**REQUIRED WORK**. All entries below need to be written out exactly, but without their pictures.
[Start ITEMS]
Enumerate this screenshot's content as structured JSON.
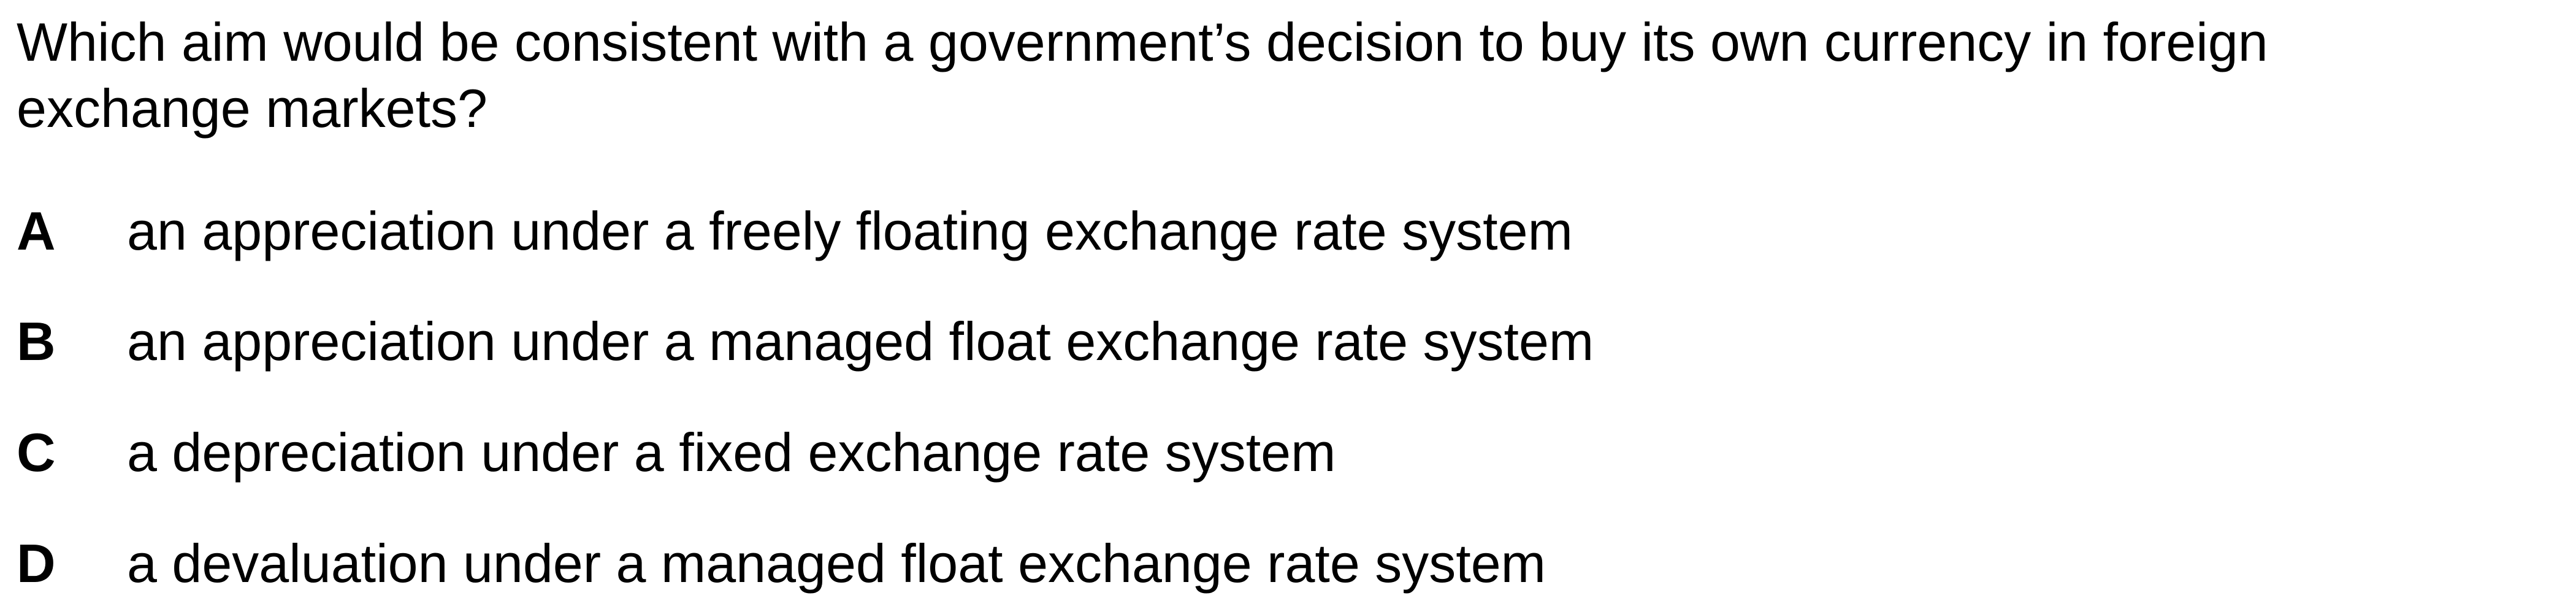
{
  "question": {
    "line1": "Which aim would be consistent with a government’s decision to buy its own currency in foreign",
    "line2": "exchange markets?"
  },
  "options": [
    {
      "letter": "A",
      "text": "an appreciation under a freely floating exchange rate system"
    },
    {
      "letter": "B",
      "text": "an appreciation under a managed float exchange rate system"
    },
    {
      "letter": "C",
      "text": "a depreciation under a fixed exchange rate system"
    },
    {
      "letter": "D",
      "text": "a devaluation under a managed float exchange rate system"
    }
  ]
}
[End ITEMS]
**OUTPUT OF THE TASK**.
Enumerate this screenshot's content as structured JSON.
{
  "question": {
    "line1": "Which aim would be consistent with a government’s decision to buy its own currency in foreign",
    "line2": "exchange markets?"
  },
  "options": [
    {
      "letter": "A",
      "text": "an appreciation under a freely floating exchange rate system"
    },
    {
      "letter": "B",
      "text": "an appreciation under a managed float exchange rate system"
    },
    {
      "letter": "C",
      "text": "a depreciation under a fixed exchange rate system"
    },
    {
      "letter": "D",
      "text": "a devaluation under a managed float exchange rate system"
    }
  ]
}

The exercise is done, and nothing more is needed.